— Problem statement —
Go through the listing below and gather every line with the word "presentación".
── Stored rows
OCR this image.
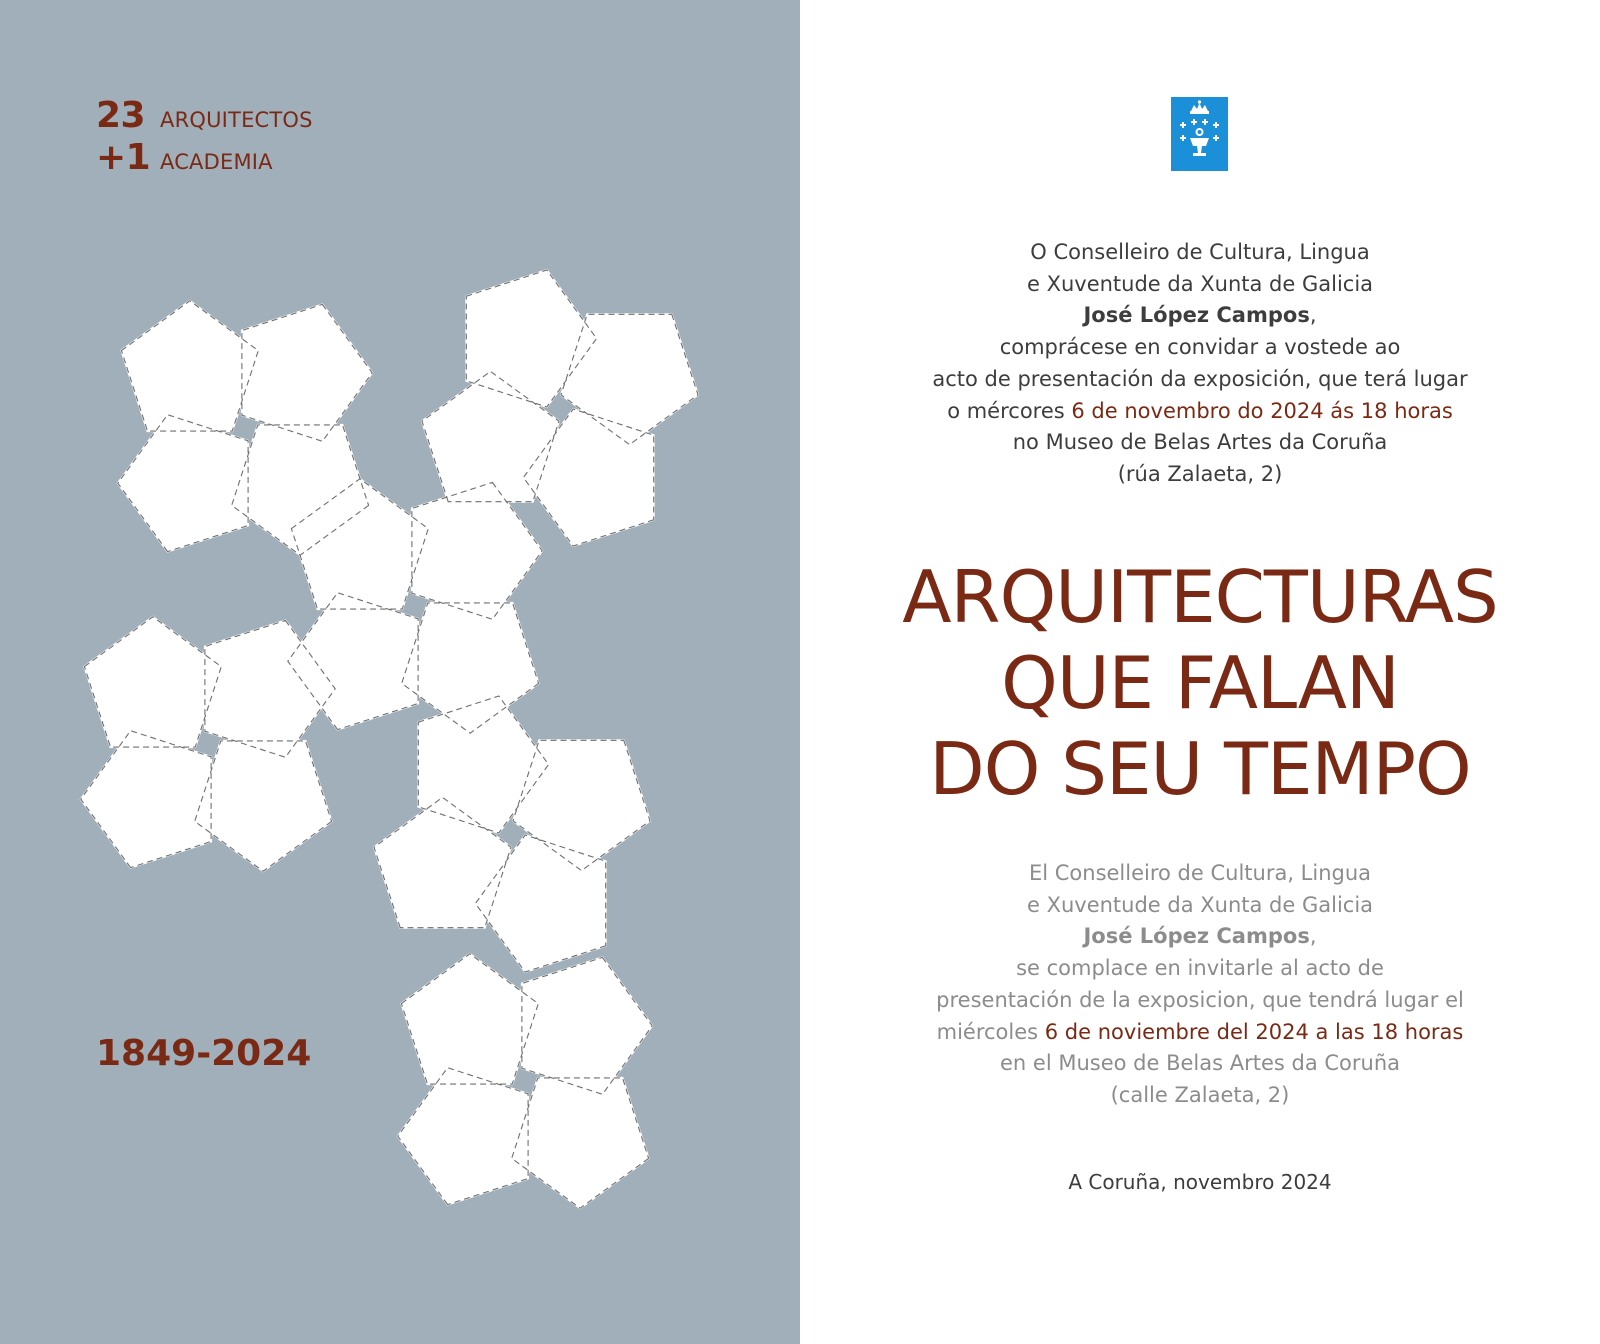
23 ARQUITECTOS
+1 ACADEMIA
1849-2024
O Conselleiro de Cultura, Lingua
e Xuventude da Xunta de Galicia
José López Campos,
comprácese en convidar a vostede ao
acto de presentación da exposición, que terá lugar
o mércores 6 de novembro do 2024 ás 18 horas
no Museo de Belas Artes da Coruña
(rúa Zalaeta, 2)
ARQUITECTURAS
QUE FALAN
DO SEU TEMPO
El Conselleiro de Cultura, Lingua
e Xuventude da Xunta de Galicia
José López Campos,
se complace en invitarle al acto de
presentación de la exposicion, que tendrá lugar el
miércoles 6 de noviembre del 2024 a las 18 horas
en el Museo de Belas Artes da Coruña
(calle Zalaeta, 2)
A Coruña, novembro 2024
────
— Exercise solution —
acto de presentación da exposición, que terá lugar
presentación de la exposicion, que tendrá lugar el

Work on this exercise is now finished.